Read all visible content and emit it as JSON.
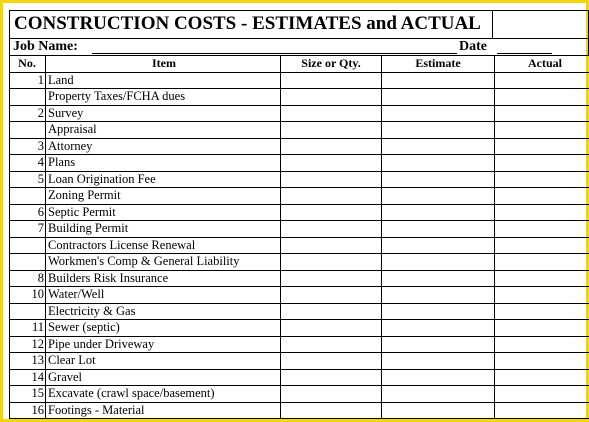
{
  "header": {
    "title": "CONSTRUCTION COSTS - ESTIMATES and ACTUAL",
    "job_label": "Job Name:",
    "date_label": "Date"
  },
  "columns": [
    "No.",
    "Item",
    "Size or Qty.",
    "Estimate",
    "Actual"
  ],
  "rows": [
    {
      "no": "1",
      "item": "Land"
    },
    {
      "no": "",
      "item": "Property Taxes/FCHA dues"
    },
    {
      "no": "2",
      "item": "Survey"
    },
    {
      "no": "",
      "item": "Appraisal"
    },
    {
      "no": "3",
      "item": "Attorney"
    },
    {
      "no": "4",
      "item": "Plans"
    },
    {
      "no": "5",
      "item": "Loan Origination Fee"
    },
    {
      "no": "",
      "item": "Zoning Permit"
    },
    {
      "no": "6",
      "item": "Septic Permit"
    },
    {
      "no": "7",
      "item": "Building Permit"
    },
    {
      "no": "",
      "item": "Contractors License Renewal"
    },
    {
      "no": "",
      "item": "Workmen's Comp & General Liability"
    },
    {
      "no": "8",
      "item": "Builders Risk Insurance"
    },
    {
      "no": "10",
      "item": "Water/Well"
    },
    {
      "no": "",
      "item": "Electricity & Gas"
    },
    {
      "no": "11",
      "item": "Sewer (septic)"
    },
    {
      "no": "12",
      "item": "Pipe under Driveway"
    },
    {
      "no": "13",
      "item": "Clear Lot"
    },
    {
      "no": "14",
      "item": "Gravel"
    },
    {
      "no": "15",
      "item": "Excavate (crawl space/basement)"
    },
    {
      "no": "16",
      "item": "Footings - Material"
    }
  ],
  "colors": {
    "frame": "#f3d60a"
  }
}
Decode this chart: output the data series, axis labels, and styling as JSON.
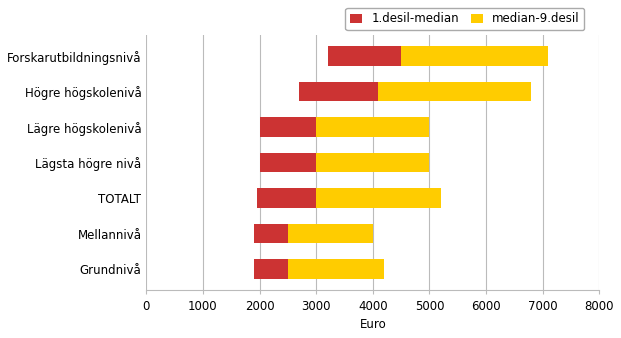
{
  "categories": [
    "Forskarutbildningsnivå",
    "Högre högskolenivå",
    "Lägre högskolenivå",
    "Lägsta högre nivå",
    "TOTALT",
    "Mellannivå",
    "Grundnivå"
  ],
  "decile1": [
    3200,
    2700,
    2000,
    2000,
    1950,
    1900,
    1900
  ],
  "median": [
    4500,
    4100,
    3000,
    3000,
    3000,
    2500,
    2500
  ],
  "decile9": [
    7100,
    6800,
    5000,
    5000,
    5200,
    4000,
    4200
  ],
  "color_red": "#cc3333",
  "color_yellow": "#ffcc00",
  "legend_red": "1.desil-median",
  "legend_yellow": "median-9.desil",
  "xlabel": "Euro",
  "xlim": [
    0,
    8000
  ],
  "xticks": [
    0,
    1000,
    2000,
    3000,
    4000,
    5000,
    6000,
    7000,
    8000
  ],
  "bar_height": 0.55,
  "background_color": "#ffffff",
  "grid_color": "#bbbbbb",
  "label_fontsize": 8.5,
  "tick_fontsize": 8.5,
  "legend_fontsize": 8.5
}
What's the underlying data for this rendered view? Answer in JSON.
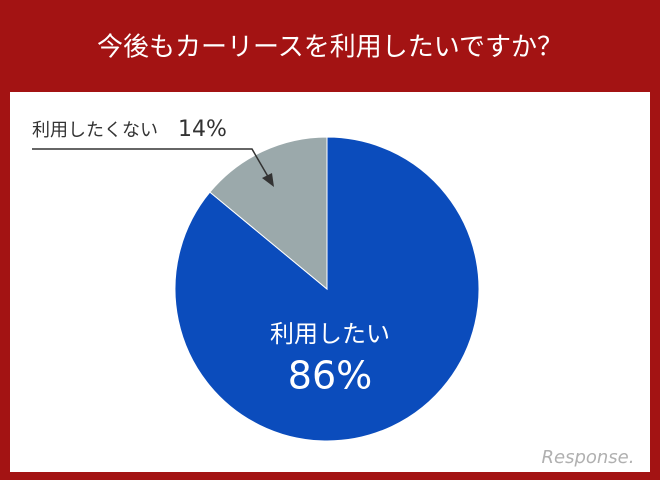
{
  "chart_data": {
    "type": "pie",
    "title": "今後もカーリースを利用したいですか？",
    "categories": [
      "利用したい",
      "利用したくない"
    ],
    "values": [
      86,
      14
    ],
    "value_labels": [
      "86%",
      "14%"
    ],
    "colors": [
      "#0b4cbc",
      "#9ba9ab"
    ]
  },
  "watermark": "Response."
}
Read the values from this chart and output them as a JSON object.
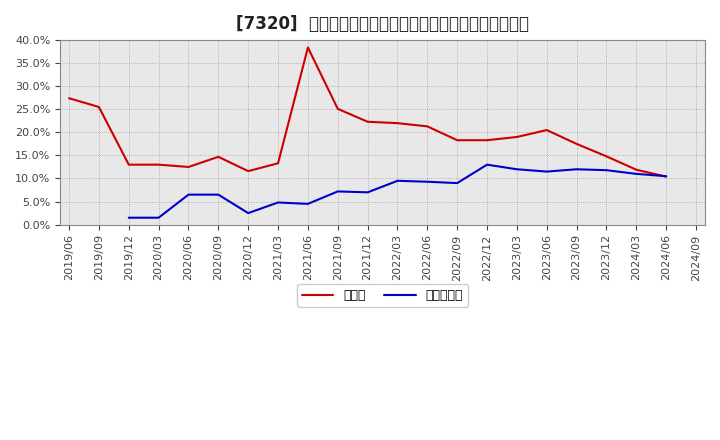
{
  "title": "[7320]  現顔金、有利子負債の総資産に対する比率の推移",
  "ylim": [
    0.0,
    0.4
  ],
  "yticks": [
    0.0,
    0.05,
    0.1,
    0.15,
    0.2,
    0.25,
    0.3,
    0.35,
    0.4
  ],
  "background_color": "#ffffff",
  "plot_bg_color": "#e8e8e8",
  "grid_color": "#888888",
  "dates": [
    "2019/06",
    "2019/09",
    "2019/12",
    "2020/03",
    "2020/06",
    "2020/09",
    "2020/12",
    "2021/03",
    "2021/06",
    "2021/09",
    "2021/12",
    "2022/03",
    "2022/06",
    "2022/09",
    "2022/12",
    "2023/03",
    "2023/06",
    "2023/09",
    "2023/12",
    "2024/03",
    "2024/06",
    "2024/09"
  ],
  "cash": [
    0.274,
    0.255,
    0.13,
    0.13,
    0.125,
    0.147,
    0.116,
    0.133,
    0.384,
    0.251,
    0.223,
    0.22,
    0.213,
    0.183,
    0.183,
    0.19,
    0.205,
    0.175,
    0.148,
    0.119,
    0.104,
    null
  ],
  "debt": [
    null,
    null,
    0.015,
    0.015,
    0.065,
    0.065,
    0.025,
    0.048,
    0.045,
    0.072,
    0.07,
    0.095,
    0.093,
    0.09,
    0.13,
    0.12,
    0.115,
    0.12,
    0.118,
    0.11,
    0.105,
    null
  ],
  "cash_color": "#cc0000",
  "debt_color": "#0000cc",
  "legend_cash": "現顔金",
  "legend_debt": "有利子負債",
  "title_fontsize": 12,
  "tick_fontsize": 8,
  "legend_fontsize": 9
}
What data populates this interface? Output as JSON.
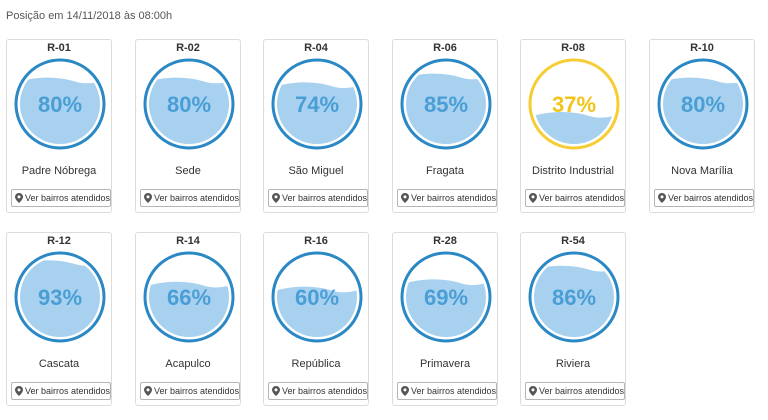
{
  "header": {
    "text": "Posição em 14/11/2018 às 08:00h"
  },
  "button_label": "Ver bairros atendidos",
  "colors": {
    "normal": "#2a88c4",
    "warning": "#f6cd33",
    "water": "#a8d1ef",
    "text_normal": "#4a9ed6",
    "text_warning": "#f0c419"
  },
  "reservoirs": [
    {
      "code": "R-01",
      "level": 80,
      "percent_text": "80%",
      "name": "Padre Nóbrega",
      "status": "normal"
    },
    {
      "code": "R-02",
      "level": 80,
      "percent_text": "80%",
      "name": "Sede",
      "status": "normal"
    },
    {
      "code": "R-04",
      "level": 74,
      "percent_text": "74%",
      "name": "São Miguel",
      "status": "normal"
    },
    {
      "code": "R-06",
      "level": 85,
      "percent_text": "85%",
      "name": "Fragata",
      "status": "normal"
    },
    {
      "code": "R-08",
      "level": 37,
      "percent_text": "37%",
      "name": "Distrito Industrial",
      "status": "warning"
    },
    {
      "code": "R-10",
      "level": 80,
      "percent_text": "80%",
      "name": "Nova Marília",
      "status": "normal"
    },
    {
      "code": "R-12",
      "level": 93,
      "percent_text": "93%",
      "name": "Cascata",
      "status": "normal"
    },
    {
      "code": "R-14",
      "level": 66,
      "percent_text": "66%",
      "name": "Acapulco",
      "status": "normal"
    },
    {
      "code": "R-16",
      "level": 60,
      "percent_text": "60%",
      "name": "República",
      "status": "normal"
    },
    {
      "code": "R-28",
      "level": 69,
      "percent_text": "69%",
      "name": "Primavera",
      "status": "normal"
    },
    {
      "code": "R-54",
      "level": 86,
      "percent_text": "86%",
      "name": "Riviera",
      "status": "normal"
    }
  ]
}
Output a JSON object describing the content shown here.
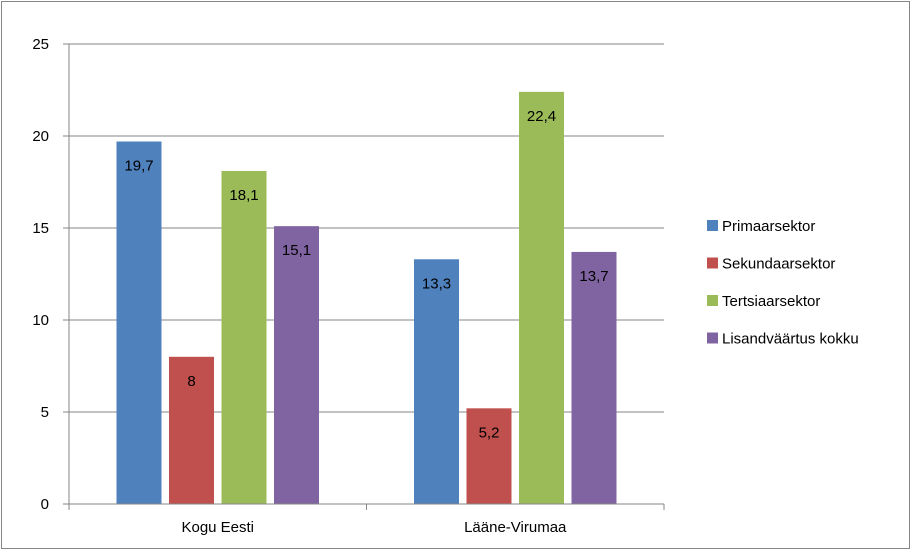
{
  "chart_data": {
    "type": "bar",
    "title": "",
    "xlabel": "",
    "ylabel": "",
    "categories": [
      "Kogu Eesti",
      "Lääne-Virumaa"
    ],
    "series": [
      {
        "name": "Primaarsektor",
        "values": [
          19.7,
          13.3
        ],
        "labels": [
          "19,7",
          "13,3"
        ],
        "color": "#4F81BD"
      },
      {
        "name": "Sekundaarsektor",
        "values": [
          8,
          5.2
        ],
        "labels": [
          "8",
          "5,2"
        ],
        "color": "#C0504D"
      },
      {
        "name": "Tertsiaarsektor",
        "values": [
          18.1,
          22.4
        ],
        "labels": [
          "18,1",
          "22,4"
        ],
        "color": "#9BBB59"
      },
      {
        "name": "Lisandväärtus kokku",
        "values": [
          15.1,
          13.7
        ],
        "labels": [
          "15,1",
          "13,7"
        ],
        "color": "#8064A2"
      }
    ],
    "ylim": [
      0,
      25
    ],
    "yticks": [
      0,
      5,
      10,
      15,
      20,
      25
    ],
    "grid": true,
    "legend": "right"
  }
}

■ ■ ■ ■ ■ ■ ■

*YOUR GOAL*
Go through the preceding material and copy each line that has the word "object".

*RESPONSE*
Read the values from this chart and output them as a JSON object.
Output a JSON object describing the content shown here.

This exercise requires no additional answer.